--- Task to complete ---
Take the material below and retype it in full; pictures are left out.

--- Raw data ---
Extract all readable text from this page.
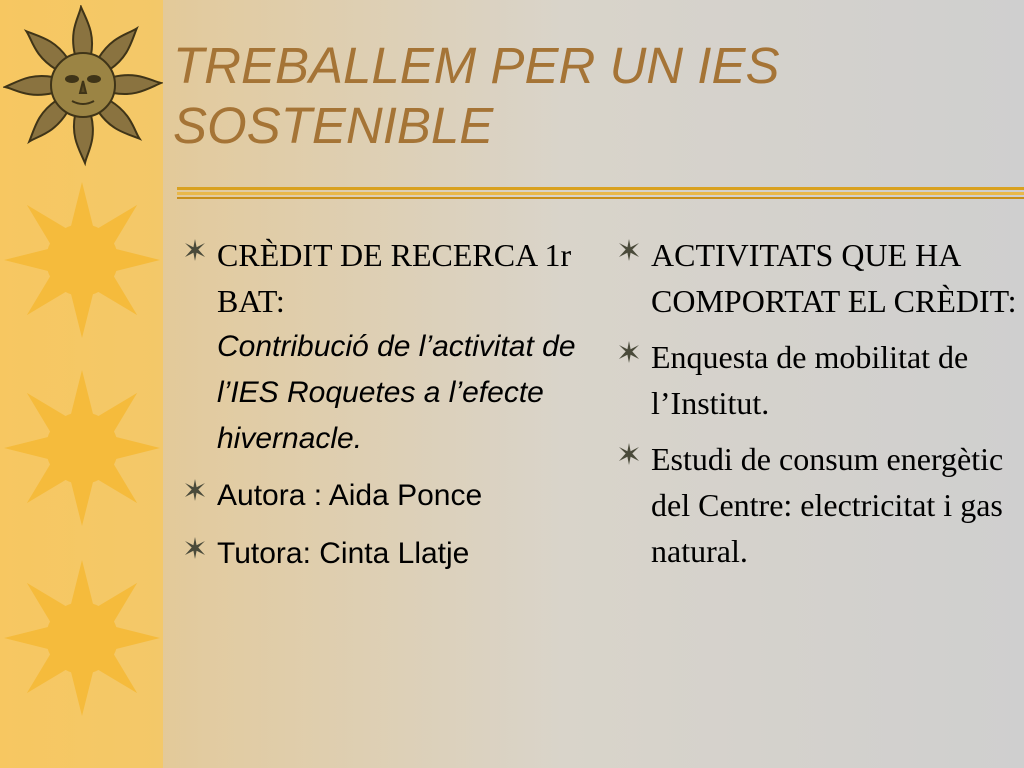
TREBALLEM PER UN IES
SOSTENIBLE
CRÈDIT DE RECERCA 1r BAT:
Contribució de l’activitat de l’IES Roquetes a l’efecte hivernacle.
Autora : Aida Ponce
Tutora: Cinta Llatje
ACTIVITATS QUE HA COMPORTAT EL CRÈDIT:
Enquesta de mobilitat de l’Institut.
Estudi de consum energètic del Centre: electricitat i gas natural.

--- Output for this task ---
Extract all readable text from this page.
TREBALLEM PER UN IES
SOSTENIBLE
CRÈDIT DE RECERCA 1r BAT:
Contribució de l’activitat de l’IES Roquetes a l’efecte hivernacle.
Autora : Aida Ponce
Tutora: Cinta Llatje
ACTIVITATS QUE HA COMPORTAT EL CRÈDIT:
Enquesta de mobilitat de l’Institut.
Estudi de consum energètic del Centre: electricitat i gas natural.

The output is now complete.